··· MATERIAL TO PROCESS ···
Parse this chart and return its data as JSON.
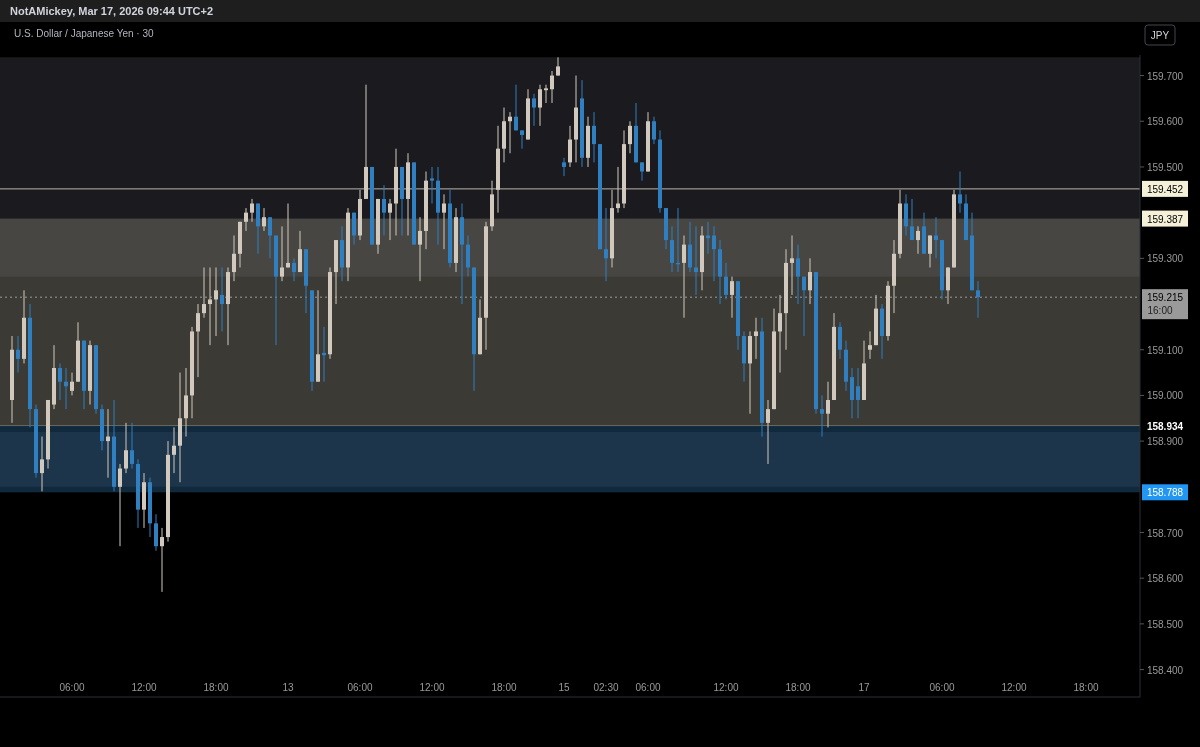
{
  "chart_data": {
    "type": "candlestick",
    "title": "U.S. Dollar / Japanese Yen · 30",
    "ylabel": "JPY",
    "annotations": [
      "NotAMickey, Mar 17, 2026 09:44 UTC+2",
      "16:00"
    ],
    "categories": [
      null,
      null,
      null,
      null,
      null,
      null,
      null,
      null,
      null,
      null,
      "06:00",
      null,
      null,
      null,
      null,
      null,
      null,
      null,
      null,
      null,
      null,
      null,
      "12:00",
      null,
      null,
      null,
      null,
      null,
      null,
      null,
      null,
      null,
      null,
      null,
      "18:00",
      null,
      null,
      null,
      null,
      null,
      null,
      null,
      null,
      null,
      null,
      null,
      "13",
      null,
      null,
      null,
      null,
      null,
      null,
      null,
      null,
      null,
      null,
      null,
      "06:00",
      null,
      null,
      null,
      null,
      null,
      null,
      null,
      null,
      null,
      null,
      null,
      "12:00",
      null,
      null,
      null,
      null,
      null,
      null,
      null,
      null,
      null,
      null,
      null,
      "18:00",
      null,
      null,
      null,
      null,
      null,
      null,
      null,
      null,
      null,
      "15",
      null,
      null,
      null,
      null,
      null,
      null,
      "02:30",
      null,
      null,
      null,
      null,
      null,
      null,
      "06:00",
      null,
      null,
      null,
      null,
      null,
      null,
      null,
      null,
      null,
      null,
      null,
      null,
      "12:00",
      null,
      null,
      null,
      null,
      null,
      null,
      null,
      null,
      null,
      null,
      null,
      "18:00",
      null,
      null,
      null,
      null,
      null,
      null,
      null,
      null,
      null,
      null,
      "17",
      null,
      null,
      null,
      null,
      null,
      null,
      null,
      null,
      null,
      null,
      null,
      null,
      "06:00",
      null,
      null,
      null,
      null,
      null,
      null,
      null,
      null,
      null,
      null,
      null,
      "12:00",
      null,
      null,
      null,
      null,
      null,
      null,
      null,
      null,
      null,
      null,
      null,
      "18:00",
      null,
      null,
      null,
      null,
      null,
      null,
      null,
      null
    ],
    "colors": [
      "#d1c9bd",
      "#2f7fc1",
      "#d1c9bd",
      "#2f7fc1",
      "#2f7fc1",
      "#d1c9bd",
      "#d1c9bd",
      "#d1c9bd",
      "#2f7fc1",
      "#2f7fc1",
      "#d1c9bd",
      "#d1c9bd",
      "#2f7fc1",
      "#d1c9bd",
      "#2f7fc1",
      "#2f7fc1",
      "#d1c9bd",
      "#2f7fc1",
      "#d1c9bd",
      "#d1c9bd",
      "#2f7fc1",
      "#2f7fc1",
      "#d1c9bd",
      "#2f7fc1",
      "#2f7fc1",
      "#d1c9bd",
      "#d1c9bd",
      "#d1c9bd",
      "#d1c9bd",
      "#d1c9bd",
      "#d1c9bd",
      "#d1c9bd",
      "#d1c9bd",
      "#d1c9bd",
      "#d1c9bd",
      "#2f7fc1",
      "#d1c9bd",
      "#d1c9bd",
      "#d1c9bd",
      "#d1c9bd",
      "#d1c9bd",
      "#2f7fc1",
      "#d1c9bd",
      "#2f7fc1",
      "#2f7fc1",
      "#d1c9bd",
      "#d1c9bd",
      "#2f7fc1",
      "#d1c9bd",
      "#2f7fc1",
      "#2f7fc1",
      "#d1c9bd",
      "#2f7fc1",
      "#d1c9bd",
      "#d1c9bd",
      "#2f7fc1",
      "#d1c9bd",
      "#2f7fc1",
      "#d1c9bd",
      "#d1c9bd",
      "#2f7fc1",
      "#d1c9bd",
      "#2f7fc1",
      "#d1c9bd",
      "#d1c9bd",
      "#2f7fc1",
      "#d1c9bd",
      "#2f7fc1",
      "#d1c9bd",
      "#d1c9bd",
      "#2f7fc1",
      "#2f7fc1",
      "#d1c9bd",
      "#2f7fc1",
      "#d1c9bd",
      "#2f7fc1",
      "#2f7fc1",
      "#2f7fc1",
      "#d1c9bd",
      "#d1c9bd",
      "#d1c9bd",
      "#d1c9bd",
      "#d1c9bd",
      "#d1c9bd",
      "#2f7fc1",
      "#2f7fc1",
      "#d1c9bd",
      "#2f7fc1",
      "#d1c9bd",
      "#d1c9bd",
      "#d1c9bd",
      "#d1c9bd",
      "#2f7fc1",
      "#d1c9bd",
      "#d1c9bd",
      "#2f7fc1",
      "#d1c9bd",
      "#2f7fc1",
      "#2f7fc1",
      "#2f7fc1",
      "#d1c9bd",
      "#d1c9bd",
      "#d1c9bd",
      "#d1c9bd",
      "#2f7fc1",
      "#2f7fc1",
      "#d1c9bd",
      "#2f7fc1",
      "#2f7fc1",
      "#2f7fc1",
      "#2f7fc1",
      "#2f7fc1",
      "#d1c9bd",
      "#2f7fc1",
      "#2f7fc1",
      "#d1c9bd",
      "#2f7fc1",
      "#2f7fc1",
      "#2f7fc1",
      "#2f7fc1",
      "#d1c9bd",
      "#2f7fc1",
      "#2f7fc1",
      "#d1c9bd",
      "#d1c9bd",
      "#2f7fc1",
      "#d1c9bd",
      "#d1c9bd",
      "#d1c9bd",
      "#d1c9bd",
      "#d1c9bd",
      "#2f7fc1",
      "#2f7fc1",
      "#d1c9bd",
      "#2f7fc1",
      "#2f7fc1",
      "#d1c9bd",
      "#d1c9bd",
      "#2f7fc1",
      "#2f7fc1",
      "#2f7fc1",
      "#2f7fc1",
      "#d1c9bd",
      "#d1c9bd",
      "#d1c9bd",
      "#2f7fc1",
      "#d1c9bd",
      "#d1c9bd",
      "#d1c9bd",
      "#2f7fc1",
      "#2f7fc1",
      "#d1c9bd",
      "#2f7fc1",
      "#d1c9bd",
      "#2f7fc1",
      "#2f7fc1",
      "#d1c9bd",
      "#d1c9bd",
      "#2f7fc1",
      "#2f7fc1",
      "#2f7fc1",
      "#2f7fc1",
      null,
      null,
      null,
      null,
      null,
      null,
      null,
      null,
      null,
      null,
      null,
      null,
      null,
      null,
      null,
      null,
      null,
      null,
      null,
      null,
      null,
      null,
      null,
      null,
      null,
      null
    ],
    "ohlc": [
      [
        158.99,
        159.13,
        158.94,
        159.1
      ],
      [
        159.1,
        159.13,
        159.05,
        159.08
      ],
      [
        159.08,
        159.23,
        159.07,
        159.17
      ],
      [
        159.17,
        159.2,
        158.93,
        158.97
      ],
      [
        158.97,
        158.98,
        158.82,
        158.83
      ],
      [
        158.83,
        158.91,
        158.79,
        158.86
      ],
      [
        158.86,
        158.99,
        158.84,
        158.99
      ],
      [
        158.98,
        159.11,
        158.97,
        159.06
      ],
      [
        159.06,
        159.07,
        158.99,
        159.03
      ],
      [
        159.03,
        159.06,
        158.97,
        159.02
      ],
      [
        159.01,
        159.05,
        159.0,
        159.03
      ],
      [
        159.03,
        159.16,
        159.03,
        159.12
      ],
      [
        159.12,
        159.12,
        158.97,
        159.01
      ],
      [
        159.01,
        159.12,
        158.98,
        159.11
      ],
      [
        159.11,
        159.11,
        158.96,
        158.97
      ],
      [
        158.97,
        158.98,
        158.88,
        158.9
      ],
      [
        158.9,
        158.97,
        158.82,
        158.91
      ],
      [
        158.91,
        158.99,
        158.79,
        158.8
      ],
      [
        158.8,
        158.85,
        158.67,
        158.84
      ],
      [
        158.84,
        158.94,
        158.83,
        158.88
      ],
      [
        158.88,
        158.94,
        158.84,
        158.85
      ],
      [
        158.85,
        158.86,
        158.71,
        158.75
      ],
      [
        158.75,
        158.83,
        158.71,
        158.81
      ],
      [
        158.81,
        158.82,
        158.69,
        158.72
      ],
      [
        158.72,
        158.74,
        158.66,
        158.67
      ],
      [
        158.67,
        158.71,
        158.57,
        158.69
      ],
      [
        158.69,
        158.9,
        158.68,
        158.87
      ],
      [
        158.87,
        158.93,
        158.83,
        158.89
      ],
      [
        158.89,
        159.05,
        158.81,
        158.95
      ],
      [
        158.95,
        159.06,
        158.91,
        159.0
      ],
      [
        159.0,
        159.15,
        158.95,
        159.14
      ],
      [
        159.14,
        159.2,
        159.04,
        159.18
      ],
      [
        159.18,
        159.28,
        159.17,
        159.2
      ],
      [
        159.2,
        159.28,
        159.11,
        159.21
      ],
      [
        159.21,
        159.28,
        159.13,
        159.23
      ],
      [
        159.22,
        159.28,
        159.14,
        159.2
      ],
      [
        159.2,
        159.28,
        159.11,
        159.27
      ],
      [
        159.27,
        159.35,
        159.25,
        159.31
      ],
      [
        159.31,
        159.38,
        159.28,
        159.38
      ],
      [
        159.38,
        159.41,
        159.36,
        159.4
      ],
      [
        159.4,
        159.43,
        159.38,
        159.42
      ],
      [
        159.42,
        159.42,
        159.31,
        159.37
      ],
      [
        159.37,
        159.41,
        159.36,
        159.39
      ],
      [
        159.39,
        159.39,
        159.3,
        159.35
      ],
      [
        159.35,
        159.35,
        159.11,
        159.26
      ],
      [
        159.26,
        159.37,
        159.25,
        159.28
      ],
      [
        159.28,
        159.42,
        159.28,
        159.29
      ],
      [
        159.29,
        159.3,
        159.25,
        159.27
      ],
      [
        159.27,
        159.36,
        159.27,
        159.32
      ],
      [
        159.32,
        159.32,
        159.18,
        159.24
      ],
      [
        159.23,
        159.23,
        159.01,
        159.03
      ],
      [
        159.03,
        159.23,
        159.03,
        159.09
      ],
      [
        159.093,
        159.15,
        159.03,
        159.088
      ],
      [
        159.09,
        159.28,
        159.08,
        159.27
      ],
      [
        159.27,
        159.34,
        159.2,
        159.34
      ],
      [
        159.34,
        159.37,
        159.25,
        159.28
      ],
      [
        159.28,
        159.41,
        159.25,
        159.4
      ],
      [
        159.4,
        159.4,
        159.33,
        159.35
      ],
      [
        159.35,
        159.45,
        159.34,
        159.43
      ],
      [
        159.43,
        159.68,
        159.43,
        159.5
      ],
      [
        159.5,
        159.5,
        159.33,
        159.33
      ],
      [
        159.33,
        159.43,
        159.31,
        159.43
      ],
      [
        159.43,
        159.46,
        159.35,
        159.4
      ],
      [
        159.4,
        159.43,
        159.34,
        159.42
      ],
      [
        159.42,
        159.54,
        159.35,
        159.5
      ],
      [
        159.5,
        159.5,
        159.35,
        159.43
      ],
      [
        159.43,
        159.53,
        159.35,
        159.51
      ],
      [
        159.51,
        159.51,
        159.33,
        159.33
      ],
      [
        159.33,
        159.39,
        159.25,
        159.36
      ],
      [
        159.36,
        159.49,
        159.32,
        159.47
      ],
      [
        159.475,
        159.5,
        159.42,
        159.47
      ],
      [
        159.47,
        159.5,
        159.33,
        159.4
      ],
      [
        159.4,
        159.44,
        159.32,
        159.42
      ],
      [
        159.42,
        159.45,
        159.28,
        159.29
      ],
      [
        159.29,
        159.41,
        159.27,
        159.39
      ],
      [
        159.39,
        159.42,
        159.2,
        159.33
      ],
      [
        159.33,
        159.35,
        159.26,
        159.28
      ],
      [
        159.28,
        159.28,
        159.01,
        159.09
      ],
      [
        159.09,
        159.21,
        159.09,
        159.17
      ],
      [
        159.17,
        159.38,
        159.1,
        159.37
      ],
      [
        159.37,
        159.47,
        159.36,
        159.44
      ],
      [
        159.45,
        159.59,
        159.4,
        159.54
      ],
      [
        159.54,
        159.63,
        159.51,
        159.6
      ],
      [
        159.6,
        159.62,
        159.53,
        159.61
      ],
      [
        159.61,
        159.68,
        159.58,
        159.58
      ],
      [
        159.58,
        159.58,
        159.54,
        159.57
      ],
      [
        159.56,
        159.67,
        159.56,
        159.65
      ],
      [
        159.65,
        159.66,
        159.59,
        159.63
      ],
      [
        159.63,
        159.68,
        159.59,
        159.67
      ],
      [
        159.668,
        159.68,
        159.64,
        159.672
      ],
      [
        159.67,
        159.71,
        159.64,
        159.7
      ],
      [
        159.7,
        159.74,
        159.7,
        159.72
      ],
      [
        159.51,
        159.52,
        159.48,
        159.5
      ],
      [
        159.51,
        159.59,
        159.5,
        159.56
      ],
      [
        159.56,
        159.7,
        159.51,
        159.63
      ],
      [
        159.65,
        159.69,
        159.5,
        159.52
      ],
      [
        159.52,
        159.61,
        159.5,
        159.59
      ],
      [
        159.59,
        159.62,
        159.51,
        159.55
      ],
      [
        159.55,
        159.55,
        159.32,
        159.32
      ],
      [
        159.32,
        159.41,
        159.25,
        159.3
      ],
      [
        159.3,
        159.45,
        159.28,
        159.41
      ],
      [
        159.41,
        159.5,
        159.4,
        159.42
      ],
      [
        159.42,
        159.58,
        159.41,
        159.55
      ],
      [
        159.55,
        159.6,
        159.53,
        159.59
      ],
      [
        159.59,
        159.64,
        159.51,
        159.51
      ],
      [
        159.51,
        159.51,
        159.47,
        159.49
      ],
      [
        159.49,
        159.62,
        159.49,
        159.6
      ],
      [
        159.6,
        159.61,
        159.55,
        159.56
      ],
      [
        159.56,
        159.58,
        159.4,
        159.41
      ],
      [
        159.41,
        159.41,
        159.32,
        159.34
      ],
      [
        159.34,
        159.37,
        159.27,
        159.29
      ],
      [
        159.29,
        159.41,
        159.27,
        159.287
      ],
      [
        159.29,
        159.35,
        159.17,
        159.33
      ],
      [
        159.33,
        159.38,
        159.27,
        159.28
      ],
      [
        159.28,
        159.37,
        159.22,
        159.27
      ],
      [
        159.27,
        159.37,
        159.23,
        159.35
      ],
      [
        159.35,
        159.38,
        159.31,
        159.344
      ],
      [
        159.35,
        159.37,
        159.25,
        159.32
      ],
      [
        159.32,
        159.34,
        159.2,
        159.26
      ],
      [
        159.26,
        159.29,
        159.21,
        159.22
      ],
      [
        159.22,
        159.26,
        159.17,
        159.25
      ],
      [
        159.25,
        159.25,
        159.1,
        159.13
      ],
      [
        159.13,
        159.14,
        159.03,
        159.07
      ],
      [
        159.07,
        159.14,
        158.96,
        159.13
      ],
      [
        159.13,
        159.17,
        159.08,
        159.14
      ],
      [
        159.14,
        159.17,
        158.91,
        158.94
      ],
      [
        158.94,
        158.99,
        158.85,
        158.97
      ],
      [
        158.97,
        159.19,
        158.97,
        159.14
      ],
      [
        159.14,
        159.22,
        159.05,
        159.18
      ],
      [
        159.18,
        159.32,
        159.1,
        159.29
      ],
      [
        159.29,
        159.35,
        159.22,
        159.3
      ],
      [
        159.3,
        159.33,
        159.2,
        159.26
      ],
      [
        159.26,
        159.26,
        159.13,
        159.23
      ],
      [
        159.23,
        159.3,
        159.2,
        159.27
      ],
      [
        159.27,
        159.27,
        158.96,
        158.97
      ],
      [
        158.97,
        159.0,
        158.91,
        158.96
      ],
      [
        158.96,
        159.03,
        158.93,
        158.99
      ],
      [
        158.99,
        159.18,
        158.99,
        159.15
      ],
      [
        159.15,
        159.16,
        159.08,
        159.1
      ],
      [
        159.1,
        159.12,
        159.01,
        159.03
      ],
      [
        159.04,
        159.06,
        158.95,
        158.99
      ],
      [
        159.02,
        159.06,
        158.95,
        158.99
      ],
      [
        158.99,
        159.12,
        158.99,
        159.07
      ],
      [
        159.1,
        159.14,
        159.08,
        159.11
      ],
      [
        159.11,
        159.22,
        159.11,
        159.19
      ],
      [
        159.19,
        159.2,
        159.08,
        159.13
      ],
      [
        159.13,
        159.25,
        159.12,
        159.24
      ],
      [
        159.24,
        159.34,
        159.18,
        159.31
      ],
      [
        159.31,
        159.45,
        159.3,
        159.42
      ],
      [
        159.42,
        159.44,
        159.35,
        159.37
      ],
      [
        159.37,
        159.43,
        159.34,
        159.34
      ],
      [
        159.34,
        159.37,
        159.31,
        159.36
      ],
      [
        159.37,
        159.4,
        159.31,
        159.31
      ],
      [
        159.31,
        159.35,
        159.28,
        159.35
      ],
      [
        159.35,
        159.39,
        159.3,
        159.34
      ],
      [
        159.34,
        159.34,
        159.21,
        159.23
      ],
      [
        159.23,
        159.28,
        159.2,
        159.28
      ],
      [
        159.28,
        159.45,
        159.28,
        159.44
      ],
      [
        159.44,
        159.49,
        159.4,
        159.42
      ],
      [
        159.42,
        159.44,
        159.34,
        159.34
      ],
      [
        159.35,
        159.4,
        159.23,
        159.23
      ],
      [
        159.23,
        159.25,
        159.17,
        159.215
      ],
      null,
      null,
      null,
      null,
      null,
      null,
      null,
      null,
      null,
      null,
      null,
      null,
      null,
      null,
      null,
      null,
      null,
      null,
      null,
      null,
      null,
      null,
      null,
      null,
      null,
      null
    ],
    "ylim": [
      158.34,
      159.745
    ],
    "yticks": [
      {
        "value": 158.4,
        "label": "158.400"
      },
      {
        "value": 158.5,
        "label": "158.500"
      },
      {
        "value": 158.6,
        "label": "158.600"
      },
      {
        "value": 158.7,
        "label": "158.700"
      },
      {
        "value": 158.9,
        "label": "158.900"
      },
      {
        "value": 159.0,
        "label": "159.000"
      },
      {
        "value": 159.1,
        "label": "159.100"
      },
      {
        "value": 159.3,
        "label": "159.300"
      },
      {
        "value": 159.5,
        "label": "159.500"
      },
      {
        "value": 159.6,
        "label": "159.600"
      },
      {
        "value": 159.7,
        "label": "159.700"
      }
    ],
    "bands": [
      {
        "axis": "y",
        "from": 159.26,
        "to": 159.74,
        "color": "#1b1b1f"
      },
      {
        "axis": "y",
        "from": 158.8,
        "to": 158.92,
        "color": "#1b1b1f"
      },
      {
        "axis": "y",
        "from": 158.934,
        "to": 159.387,
        "color": "#6b6a5e",
        "label": "159.387"
      },
      {
        "axis": "y",
        "from": 158.788,
        "to": 158.934,
        "color": "#1f4a70",
        "label": "158.788"
      }
    ],
    "ref_lines": [
      {
        "axis": "y",
        "value": 159.452,
        "label": "159.452",
        "color": "#b8b5a8",
        "line_style": "solid"
      },
      {
        "axis": "y",
        "value": 158.934,
        "label": "158.934",
        "color": "#6b6a5e",
        "line_style": "solid"
      },
      {
        "axis": "y",
        "value": 159.215,
        "label": "159.215",
        "color": "#9a9a9a",
        "line_style": "dotted"
      }
    ],
    "grid": false
  }
}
···
- _THE PROBLEM_:
The answer is a single number, the count of lines in the records that contain the string "from".

- _SOLUTION FOR THIS PROBLEM_:
4